[Part of a data file]

━━━━━━━━━━

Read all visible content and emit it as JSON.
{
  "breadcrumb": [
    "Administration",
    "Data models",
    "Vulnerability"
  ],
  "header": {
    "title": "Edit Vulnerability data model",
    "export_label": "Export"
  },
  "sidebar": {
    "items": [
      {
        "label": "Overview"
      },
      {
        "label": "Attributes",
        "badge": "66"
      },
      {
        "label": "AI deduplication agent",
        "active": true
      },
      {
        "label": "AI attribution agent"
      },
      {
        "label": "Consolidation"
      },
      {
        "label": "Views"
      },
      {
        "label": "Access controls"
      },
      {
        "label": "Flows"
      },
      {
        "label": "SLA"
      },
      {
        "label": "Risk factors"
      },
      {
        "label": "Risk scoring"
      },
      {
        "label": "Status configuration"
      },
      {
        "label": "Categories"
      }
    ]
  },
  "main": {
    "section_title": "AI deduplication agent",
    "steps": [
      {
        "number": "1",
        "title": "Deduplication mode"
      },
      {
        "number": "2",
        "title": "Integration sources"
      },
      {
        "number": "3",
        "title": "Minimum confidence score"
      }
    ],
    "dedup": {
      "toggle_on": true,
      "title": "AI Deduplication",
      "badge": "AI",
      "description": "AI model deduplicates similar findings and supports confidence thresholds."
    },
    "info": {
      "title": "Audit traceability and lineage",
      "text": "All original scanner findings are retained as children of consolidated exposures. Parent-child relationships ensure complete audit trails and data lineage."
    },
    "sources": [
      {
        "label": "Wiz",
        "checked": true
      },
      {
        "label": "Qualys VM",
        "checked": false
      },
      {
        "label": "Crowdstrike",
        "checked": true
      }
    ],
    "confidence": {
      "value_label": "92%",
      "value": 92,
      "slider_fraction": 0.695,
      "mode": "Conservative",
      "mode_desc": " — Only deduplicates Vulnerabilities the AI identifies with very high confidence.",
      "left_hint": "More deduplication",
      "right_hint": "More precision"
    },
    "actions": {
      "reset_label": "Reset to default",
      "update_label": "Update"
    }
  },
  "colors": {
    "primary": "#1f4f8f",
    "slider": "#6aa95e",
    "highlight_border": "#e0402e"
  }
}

━━━━━━━━━━

*What is expected*. Print the complete listing again, exactly as it stands.

*Exercise output*.
Read all visible content and emit it as JSON.
{
  "breadcrumb": [
    "Administration",
    "Data models",
    "Vulnerability"
  ],
  "header": {
    "title": "Edit Vulnerability data model",
    "export_label": "Export"
  },
  "sidebar": {
    "items": [
      {
        "label": "Overview"
      },
      {
        "label": "Attributes",
        "badge": "66"
      },
      {
        "label": "AI deduplication agent",
        "active": true
      },
      {
        "label": "AI attribution agent"
      },
      {
        "label": "Consolidation"
      },
      {
        "label": "Views"
      },
      {
        "label": "Access controls"
      },
      {
        "label": "Flows"
      },
      {
        "label": "SLA"
      },
      {
        "label": "Risk factors"
      },
      {
        "label": "Risk scoring"
      },
      {
        "label": "Status configuration"
      },
      {
        "label": "Categories"
      }
    ]
  },
  "main": {
    "section_title": "AI deduplication agent",
    "steps": [
      {
        "number": "1",
        "title": "Deduplication mode"
      },
      {
        "number": "2",
        "title": "Integration sources"
      },
      {
        "number": "3",
        "title": "Minimum confidence score"
      }
    ],
    "dedup": {
      "toggle_on": true,
      "title": "AI Deduplication",
      "badge": "AI",
      "description": "AI model deduplicates similar findings and supports confidence thresholds."
    },
    "info": {
      "title": "Audit traceability and lineage",
      "text": "All original scanner findings are retained as children of consolidated exposures. Parent-child relationships ensure complete audit trails and data lineage."
    },
    "sources": [
      {
        "label": "Wiz",
        "checked": true
      },
      {
        "label": "Qualys VM",
        "checked": false
      },
      {
        "label": "Crowdstrike",
        "checked": true
      }
    ],
    "confidence": {
      "value_label": "92%",
      "value": 92,
      "slider_fraction": 0.695,
      "mode": "Conservative",
      "mode_desc": " — Only deduplicates Vulnerabilities the AI identifies with very high confidence.",
      "left_hint": "More deduplication",
      "right_hint": "More precision"
    },
    "actions": {
      "reset_label": "Reset to default",
      "update_label": "Update"
    }
  },
  "colors": {
    "primary": "#1f4f8f",
    "slider": "#6aa95e",
    "highlight_border": "#e0402e"
  }
}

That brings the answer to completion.